[Stored data entries]
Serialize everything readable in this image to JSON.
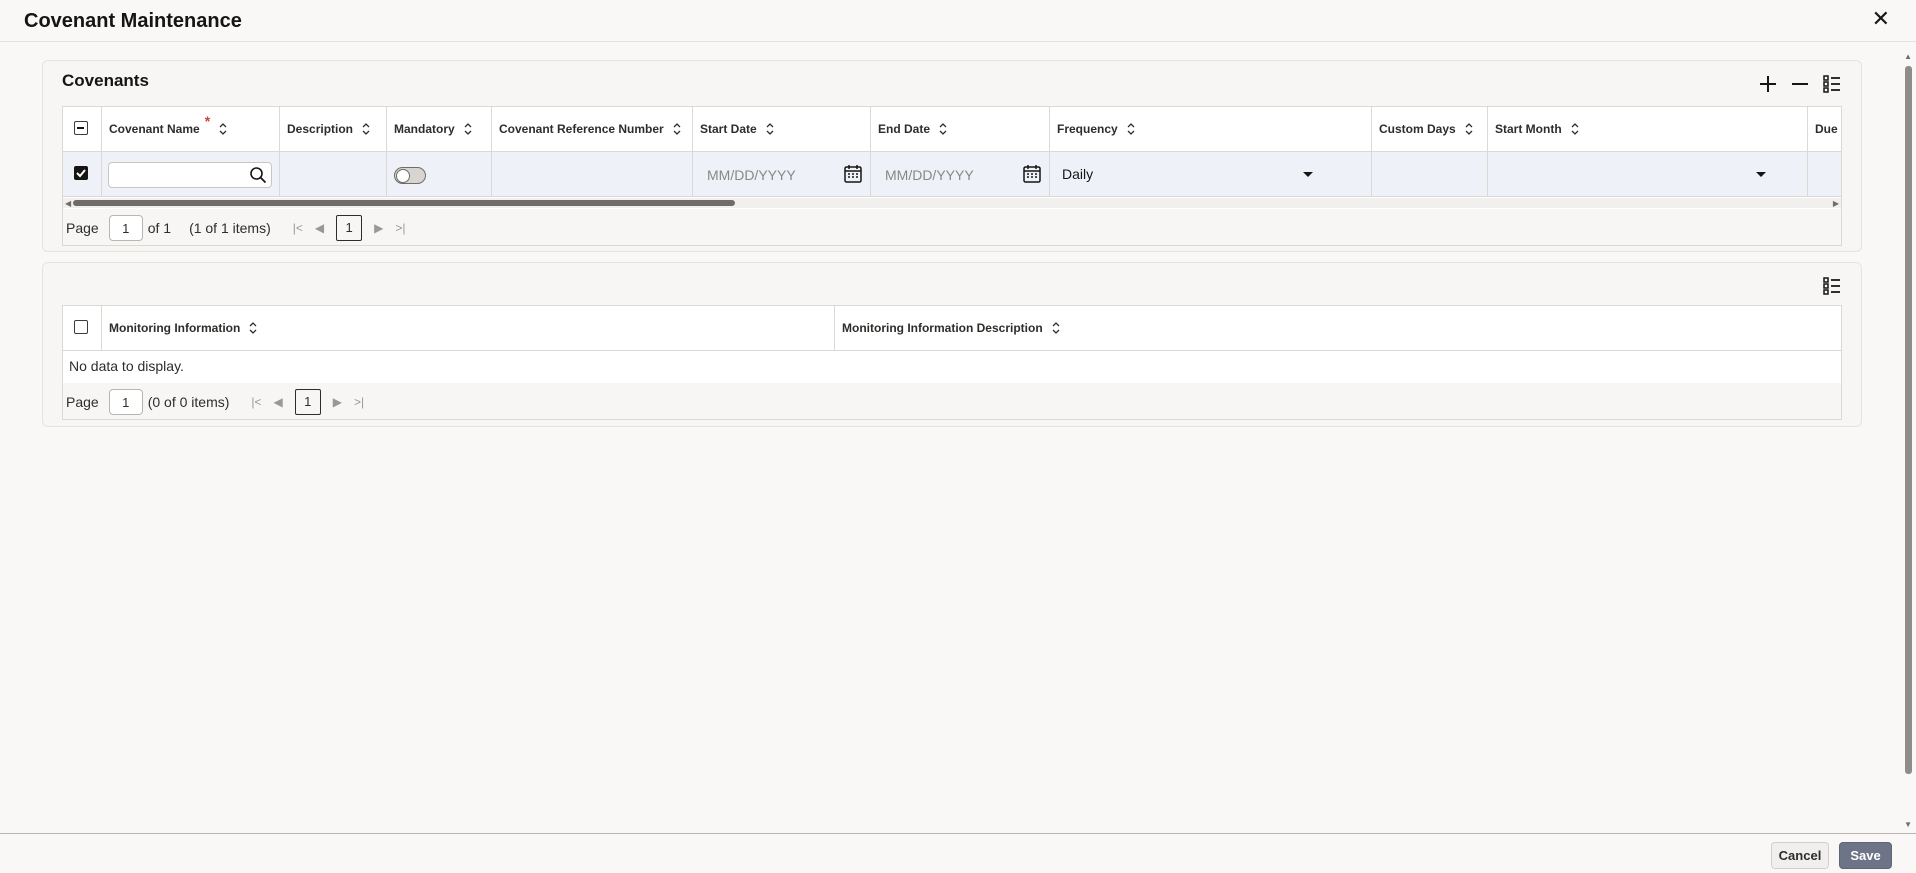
{
  "window": {
    "title": "Covenant Maintenance",
    "close_label": "✕"
  },
  "covenants": {
    "title": "Covenants",
    "toolbar": {
      "add": "add",
      "remove": "remove",
      "columns": "columns"
    },
    "columns": [
      "Covenant Name",
      "Description",
      "Mandatory",
      "Covenant Reference Number",
      "Start Date",
      "End Date",
      "Frequency",
      "Custom Days",
      "Start Month",
      "Due"
    ],
    "row": {
      "covenant_name": "",
      "start_date_placeholder": "MM/DD/YYYY",
      "end_date_placeholder": "MM/DD/YYYY",
      "frequency": "Daily",
      "start_month": "",
      "mandatory": false,
      "selected": true
    },
    "pager": {
      "label": "Page",
      "page": "1",
      "of": "of 1",
      "items": "(1 of 1 items)",
      "current": "1"
    }
  },
  "monitoring": {
    "columns": [
      "Monitoring Information",
      "Monitoring Information Description"
    ],
    "empty_text": "No data to display.",
    "pager": {
      "label": "Page",
      "page": "1",
      "items": "(0 of 0 items)",
      "current": "1"
    }
  },
  "footer": {
    "cancel": "Cancel",
    "save": "Save"
  },
  "colors": {
    "accent": "#6d7487",
    "selected_row": "#eef2f8"
  }
}
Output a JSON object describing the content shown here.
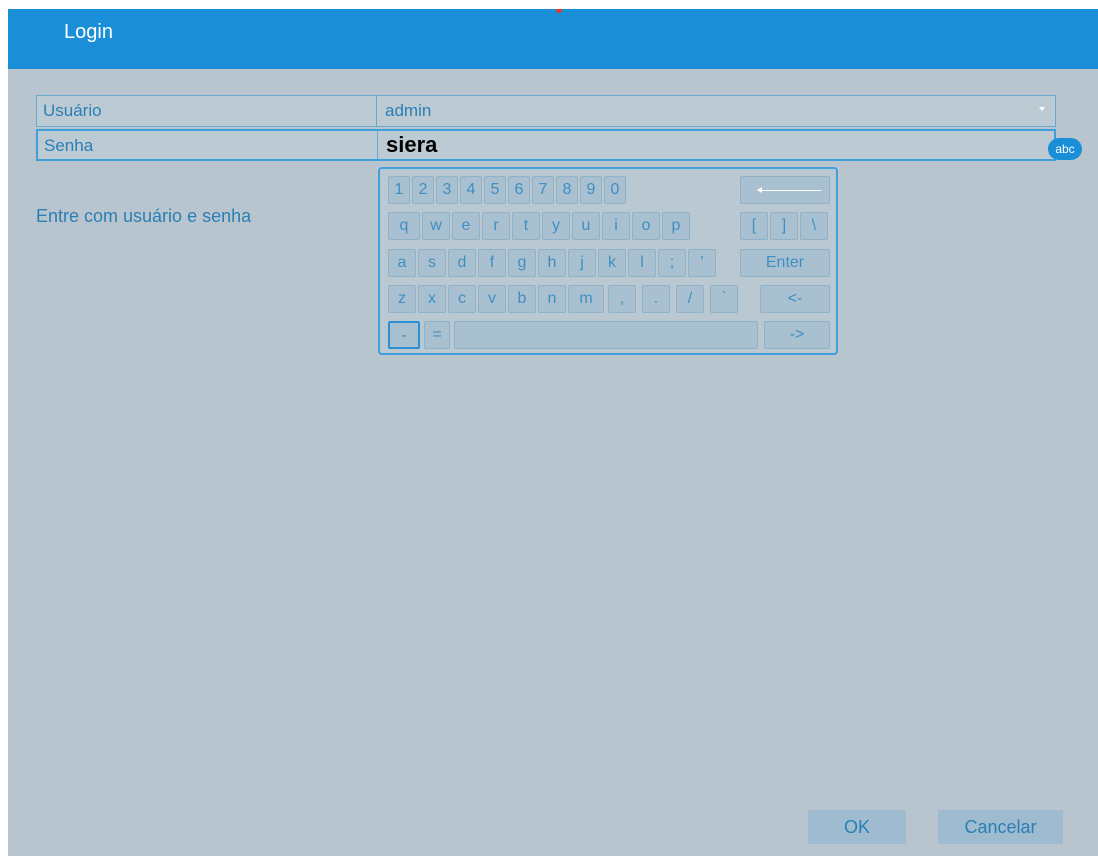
{
  "window": {
    "title": "Login"
  },
  "form": {
    "user": {
      "label": "Usuário",
      "value": "admin"
    },
    "password": {
      "label": "Senha",
      "value": "siera"
    },
    "input_mode_badge": "abc"
  },
  "hint": "Entre com usuário e senha",
  "keyboard": {
    "row1": [
      "1",
      "2",
      "3",
      "4",
      "5",
      "6",
      "7",
      "8",
      "9",
      "0"
    ],
    "row2": [
      "q",
      "w",
      "e",
      "r",
      "t",
      "y",
      "u",
      "i",
      "o",
      "p",
      "[",
      "]",
      "\\"
    ],
    "row3": [
      "a",
      "s",
      "d",
      "f",
      "g",
      "h",
      "j",
      "k",
      "l",
      ";",
      "'"
    ],
    "enter": "Enter",
    "row4": [
      "z",
      "x",
      "c",
      "v",
      "b",
      "n",
      "m",
      ",",
      ".",
      "/",
      "`"
    ],
    "left_arrow": "<-",
    "row5_small": [
      "-",
      "="
    ],
    "right_arrow": "->"
  },
  "buttons": {
    "ok": "OK",
    "cancel": "Cancelar"
  },
  "colors": {
    "titlebar": "#1a8fd8",
    "background": "#b8c5ce",
    "accent": "#3fa0dc"
  }
}
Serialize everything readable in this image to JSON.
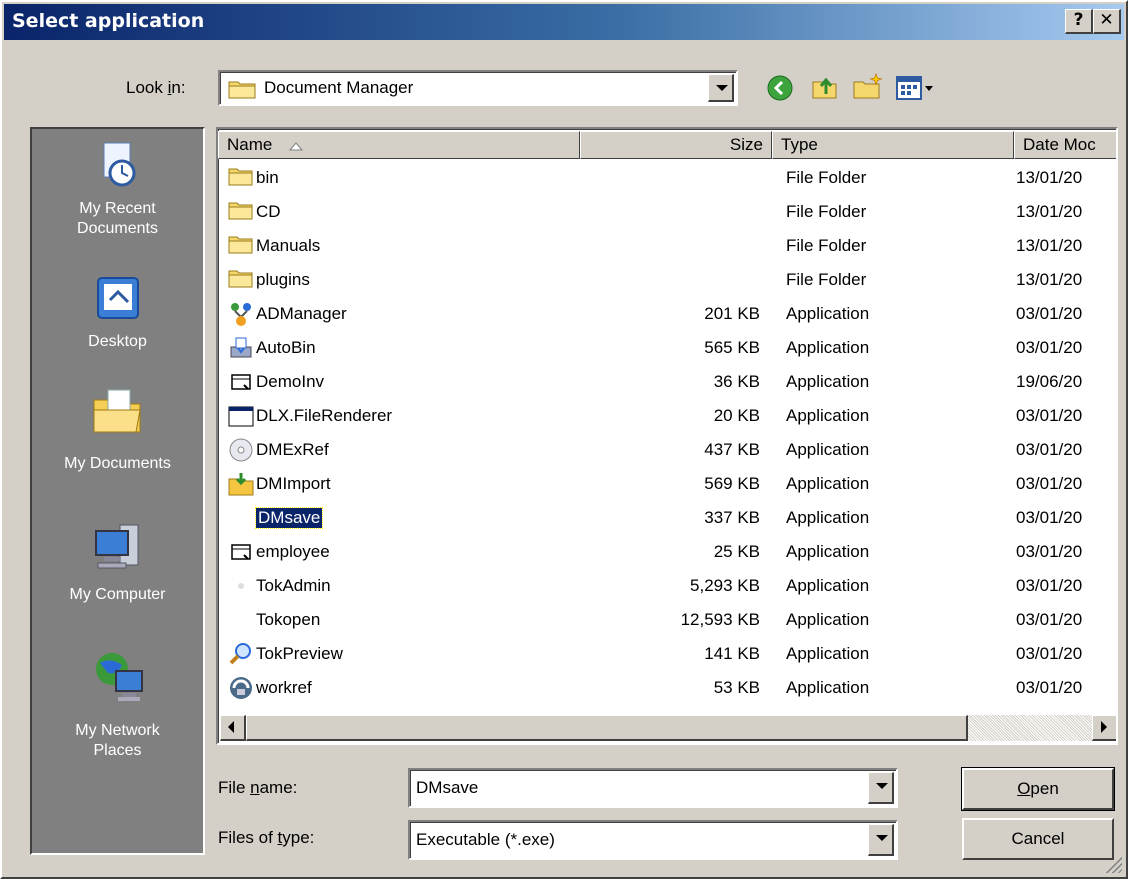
{
  "window": {
    "title": "Select application",
    "help_button": "?",
    "close_button": "✕"
  },
  "look_in": {
    "label_pre": "Look ",
    "label_u": "i",
    "label_post": "n:",
    "value": "Document Manager"
  },
  "toolbar": {
    "icons": [
      "back-icon",
      "up-folder-icon",
      "new-folder-icon",
      "view-menu-icon"
    ]
  },
  "places": [
    {
      "line1": "My Recent",
      "line2": "Documents",
      "icon": "recent-documents-icon"
    },
    {
      "line1": "Desktop",
      "line2": "",
      "icon": "desktop-icon"
    },
    {
      "line1": "My Documents",
      "line2": "",
      "icon": "my-documents-icon"
    },
    {
      "line1": "My Computer",
      "line2": "",
      "icon": "my-computer-icon"
    },
    {
      "line1": "My Network",
      "line2": "Places",
      "icon": "network-places-icon"
    }
  ],
  "columns": {
    "name": "Name",
    "size": "Size",
    "type": "Type",
    "date": "Date Moc"
  },
  "files": [
    {
      "name": "bin",
      "size": "",
      "type": "File Folder",
      "date": "13/01/20",
      "icon": "folder-icon"
    },
    {
      "name": "CD",
      "size": "",
      "type": "File Folder",
      "date": "13/01/20",
      "icon": "folder-icon"
    },
    {
      "name": "Manuals",
      "size": "",
      "type": "File Folder",
      "date": "13/01/20",
      "icon": "folder-icon"
    },
    {
      "name": "plugins",
      "size": "",
      "type": "File Folder",
      "date": "13/01/20",
      "icon": "folder-icon"
    },
    {
      "name": "ADManager",
      "size": "201 KB",
      "type": "Application",
      "date": "03/01/20",
      "icon": "admanager-icon"
    },
    {
      "name": "AutoBin",
      "size": "565 KB",
      "type": "Application",
      "date": "03/01/20",
      "icon": "autobin-icon"
    },
    {
      "name": "DemoInv",
      "size": "36 KB",
      "type": "Application",
      "date": "19/06/20",
      "icon": "app-window-icon"
    },
    {
      "name": "DLX.FileRenderer",
      "size": "20 KB",
      "type": "Application",
      "date": "03/01/20",
      "icon": "generic-exe-icon"
    },
    {
      "name": "DMExRef",
      "size": "437 KB",
      "type": "Application",
      "date": "03/01/20",
      "icon": "disc-icon"
    },
    {
      "name": "DMImport",
      "size": "569 KB",
      "type": "Application",
      "date": "03/01/20",
      "icon": "import-folder-icon"
    },
    {
      "name": "DMsave",
      "size": "337 KB",
      "type": "Application",
      "date": "03/01/20",
      "icon": "dmsave-icon",
      "selected": true
    },
    {
      "name": "employee",
      "size": "25 KB",
      "type": "Application",
      "date": "03/01/20",
      "icon": "app-window-icon"
    },
    {
      "name": "TokAdmin",
      "size": "5,293 KB",
      "type": "Application",
      "date": "03/01/20",
      "icon": "tokadmin-icon"
    },
    {
      "name": "Tokopen",
      "size": "12,593 KB",
      "type": "Application",
      "date": "03/01/20",
      "icon": "tokopen-icon"
    },
    {
      "name": "TokPreview",
      "size": "141 KB",
      "type": "Application",
      "date": "03/01/20",
      "icon": "magnifier-icon"
    },
    {
      "name": "workref",
      "size": "53 KB",
      "type": "Application",
      "date": "03/01/20",
      "icon": "workref-icon"
    }
  ],
  "file_name": {
    "label_pre": "File ",
    "label_u": "n",
    "label_post": "ame:",
    "value": "DMsave"
  },
  "file_type": {
    "label_pre": "Files of ",
    "label_u": "t",
    "label_post": "ype:",
    "value": "Executable (*.exe)"
  },
  "buttons": {
    "open_u": "O",
    "open_rest": "pen",
    "cancel": "Cancel"
  }
}
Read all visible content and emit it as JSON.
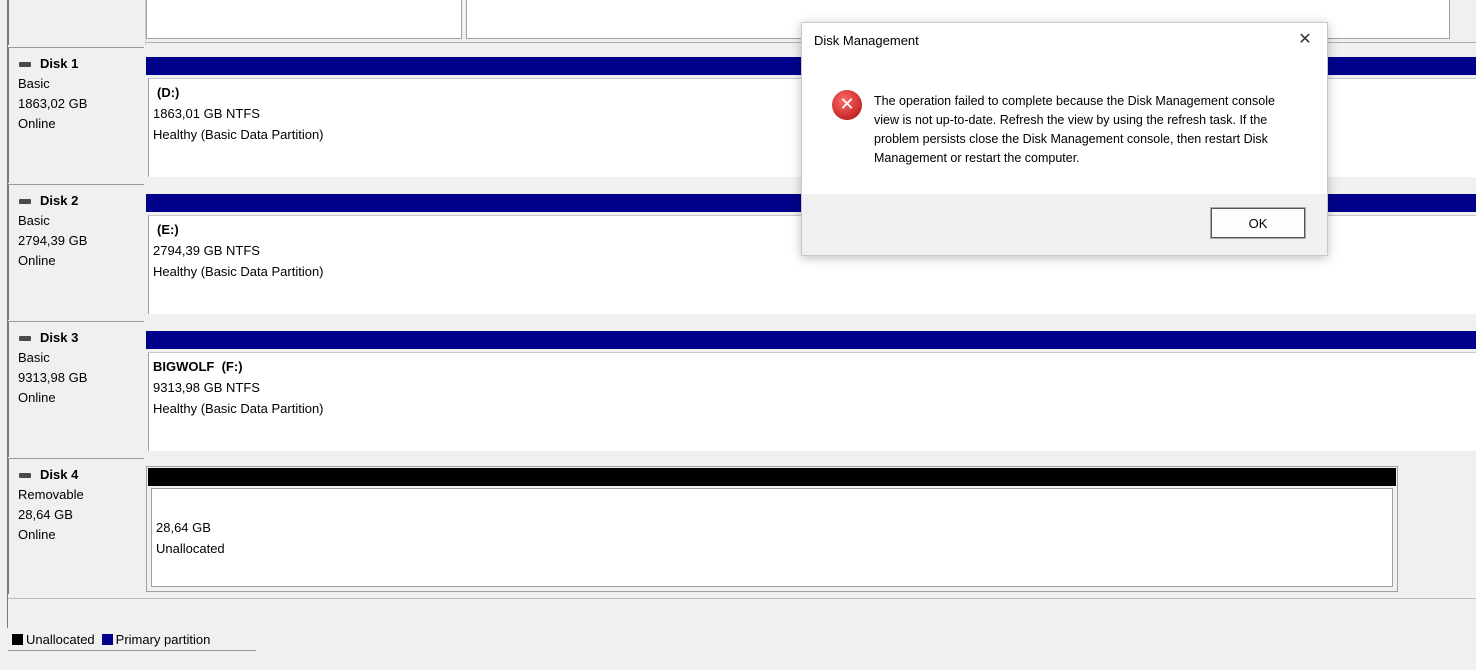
{
  "disks": [
    {
      "name": "Disk 1",
      "type": "Basic",
      "size": "1863,02 GB",
      "status": "Online",
      "volume": {
        "title": "(D:)",
        "fs": "1863,01 GB NTFS",
        "health": "Healthy (Basic Data Partition)"
      }
    },
    {
      "name": "Disk 2",
      "type": "Basic",
      "size": "2794,39 GB",
      "status": "Online",
      "volume": {
        "title": "(E:)",
        "fs": "2794,39 GB NTFS",
        "health": "Healthy (Basic Data Partition)"
      }
    },
    {
      "name": "Disk 3",
      "type": "Basic",
      "size": "9313,98 GB",
      "status": "Online",
      "volume": {
        "title": "BIGWOLF  (F:)",
        "fs": "9313,98 GB NTFS",
        "health": "Healthy (Basic Data Partition)"
      }
    },
    {
      "name": "Disk 4",
      "type": "Removable",
      "size": "28,64 GB",
      "status": "Online",
      "volume": {
        "title": "",
        "fs": "28,64 GB",
        "health": "Unallocated"
      }
    }
  ],
  "legend": [
    {
      "label": "Unallocated",
      "color": "#000000"
    },
    {
      "label": "Primary partition",
      "color": "#00008b"
    }
  ],
  "dialog": {
    "title": "Disk Management",
    "close": "✕",
    "icon": "error-icon",
    "message": "The operation failed to complete because the Disk Management console view is not up-to-date.  Refresh the view by using the refresh task. If the problem persists close the Disk Management console, then restart Disk Management or restart the computer.",
    "ok_label": "OK"
  }
}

● **WRITTEN TASK**:
Copy the entries exactly. Leave out the images.

● **ANSWER**:
Serialize everything readable in this image to JSON.
{
  "window": {
    "title": "Covenant Maintenance",
    "close_label": "✕"
  },
  "covenants": {
    "title": "Covenants",
    "toolbar": {
      "add": "add",
      "remove": "remove",
      "columns": "columns"
    },
    "columns": [
      "Covenant Name",
      "Description",
      "Mandatory",
      "Covenant Reference Number",
      "Start Date",
      "End Date",
      "Frequency",
      "Custom Days",
      "Start Month",
      "Due"
    ],
    "row": {
      "covenant_name": "",
      "start_date_placeholder": "MM/DD/YYYY",
      "end_date_placeholder": "MM/DD/YYYY",
      "frequency": "Daily",
      "start_month": "",
      "mandatory": false,
      "selected": true
    },
    "pager": {
      "label": "Page",
      "page": "1",
      "of": "of 1",
      "items": "(1 of 1 items)",
      "current": "1"
    }
  },
  "monitoring": {
    "columns": [
      "Monitoring Information",
      "Monitoring Information Description"
    ],
    "empty_text": "No data to display.",
    "pager": {
      "label": "Page",
      "page": "1",
      "items": "(0 of 0 items)",
      "current": "1"
    }
  },
  "footer": {
    "cancel": "Cancel",
    "save": "Save"
  },
  "colors": {
    "accent": "#6d7487",
    "selected_row": "#eef2f8"
  }
}
Output a JSON object describing the content shown here.
{
  "window": {
    "title": "Login"
  },
  "form": {
    "user": {
      "label": "Usuário",
      "value": "admin"
    },
    "password": {
      "label": "Senha",
      "value": "siera"
    },
    "input_mode_badge": "abc"
  },
  "hint": "Entre com usuário e senha",
  "keyboard": {
    "row1": [
      "1",
      "2",
      "3",
      "4",
      "5",
      "6",
      "7",
      "8",
      "9",
      "0"
    ],
    "row2": [
      "q",
      "w",
      "e",
      "r",
      "t",
      "y",
      "u",
      "i",
      "o",
      "p",
      "[",
      "]",
      "\\"
    ],
    "row3": [
      "a",
      "s",
      "d",
      "f",
      "g",
      "h",
      "j",
      "k",
      "l",
      ";",
      "'"
    ],
    "enter": "Enter",
    "row4": [
      "z",
      "x",
      "c",
      "v",
      "b",
      "n",
      "m",
      ",",
      ".",
      "/",
      "`"
    ],
    "left_arrow": "<-",
    "row5_small": [
      "-",
      "="
    ],
    "right_arrow": "->"
  },
  "buttons": {
    "ok": "OK",
    "cancel": "Cancelar"
  },
  "colors": {
    "titlebar": "#1a8fd8",
    "background": "#b8c5ce",
    "accent": "#3fa0dc"
  }
}
Serialize everything readable in this image to JSON.
{
  "window": {
    "title": "Select application",
    "help_button": "?",
    "close_button": "✕"
  },
  "look_in": {
    "label_pre": "Look ",
    "label_u": "i",
    "label_post": "n:",
    "value": "Document Manager"
  },
  "toolbar": {
    "icons": [
      "back-icon",
      "up-folder-icon",
      "new-folder-icon",
      "view-menu-icon"
    ]
  },
  "places": [
    {
      "line1": "My Recent",
      "line2": "Documents",
      "icon": "recent-documents-icon"
    },
    {
      "line1": "Desktop",
      "line2": "",
      "icon": "desktop-icon"
    },
    {
      "line1": "My Documents",
      "line2": "",
      "icon": "my-documents-icon"
    },
    {
      "line1": "My Computer",
      "line2": "",
      "icon": "my-computer-icon"
    },
    {
      "line1": "My Network",
      "line2": "Places",
      "icon": "network-places-icon"
    }
  ],
  "columns": {
    "name": "Name",
    "size": "Size",
    "type": "Type",
    "date": "Date Moc"
  },
  "files": [
    {
      "name": "bin",
      "size": "",
      "type": "File Folder",
      "date": "13/01/20",
      "icon": "folder-icon"
    },
    {
      "name": "CD",
      "size": "",
      "type": "File Folder",
      "date": "13/01/20",
      "icon": "folder-icon"
    },
    {
      "name": "Manuals",
      "size": "",
      "type": "File Folder",
      "date": "13/01/20",
      "icon": "folder-icon"
    },
    {
      "name": "plugins",
      "size": "",
      "type": "File Folder",
      "date": "13/01/20",
      "icon": "folder-icon"
    },
    {
      "name": "ADManager",
      "size": "201 KB",
      "type": "Application",
      "date": "03/01/20",
      "icon": "admanager-icon"
    },
    {
      "name": "AutoBin",
      "size": "565 KB",
      "type": "Application",
      "date": "03/01/20",
      "icon": "autobin-icon"
    },
    {
      "name": "DemoInv",
      "size": "36 KB",
      "type": "Application",
      "date": "19/06/20",
      "icon": "app-window-icon"
    },
    {
      "name": "DLX.FileRenderer",
      "size": "20 KB",
      "type": "Application",
      "date": "03/01/20",
      "icon": "generic-exe-icon"
    },
    {
      "name": "DMExRef",
      "size": "437 KB",
      "type": "Application",
      "date": "03/01/20",
      "icon": "disc-icon"
    },
    {
      "name": "DMImport",
      "size": "569 KB",
      "type": "Application",
      "date": "03/01/20",
      "icon": "import-folder-icon"
    },
    {
      "name": "DMsave",
      "size": "337 KB",
      "type": "Application",
      "date": "03/01/20",
      "icon": "dmsave-icon",
      "selected": true
    },
    {
      "name": "employee",
      "size": "25 KB",
      "type": "Application",
      "date": "03/01/20",
      "icon": "app-window-icon"
    },
    {
      "name": "TokAdmin",
      "size": "5,293 KB",
      "type": "Application",
      "date": "03/01/20",
      "icon": "tokadmin-icon"
    },
    {
      "name": "Tokopen",
      "size": "12,593 KB",
      "type": "Application",
      "date": "03/01/20",
      "icon": "tokopen-icon"
    },
    {
      "name": "TokPreview",
      "size": "141 KB",
      "type": "Application",
      "date": "03/01/20",
      "icon": "magnifier-icon"
    },
    {
      "name": "workref",
      "size": "53 KB",
      "type": "Application",
      "date": "03/01/20",
      "icon": "workref-icon"
    }
  ],
  "file_name": {
    "label_pre": "File ",
    "label_u": "n",
    "label_post": "ame:",
    "value": "DMsave"
  },
  "file_type": {
    "label_pre": "Files of ",
    "label_u": "t",
    "label_post": "ype:",
    "value": "Executable (*.exe)"
  },
  "buttons": {
    "open_u": "O",
    "open_rest": "pen",
    "cancel": "Cancel"
  }
}
Read all visible content and emit it as JSON.
{
  "disks": [
    {
      "name": "Disk 1",
      "type": "Basic",
      "size": "1863,02 GB",
      "status": "Online",
      "volume": {
        "title": "(D:)",
        "fs": "1863,01 GB NTFS",
        "health": "Healthy (Basic Data Partition)"
      }
    },
    {
      "name": "Disk 2",
      "type": "Basic",
      "size": "2794,39 GB",
      "status": "Online",
      "volume": {
        "title": "(E:)",
        "fs": "2794,39 GB NTFS",
        "health": "Healthy (Basic Data Partition)"
      }
    },
    {
      "name": "Disk 3",
      "type": "Basic",
      "size": "9313,98 GB",
      "status": "Online",
      "volume": {
        "title": "BIGWOLF  (F:)",
        "fs": "9313,98 GB NTFS",
        "health": "Healthy (Basic Data Partition)"
      }
    },
    {
      "name": "Disk 4",
      "type": "Removable",
      "size": "28,64 GB",
      "status": "Online",
      "volume": {
        "title": "",
        "fs": "28,64 GB",
        "health": "Unallocated"
      }
    }
  ],
  "legend": [
    {
      "label": "Unallocated",
      "color": "#000000"
    },
    {
      "label": "Primary partition",
      "color": "#00008b"
    }
  ],
  "dialog": {
    "title": "Disk Management",
    "close": "✕",
    "icon": "error-icon",
    "message": "The operation failed to complete because the Disk Management console view is not up-to-date.  Refresh the view by using the refresh task. If the problem persists close the Disk Management console, then restart Disk Management or restart the computer.",
    "ok_label": "OK"
  }
}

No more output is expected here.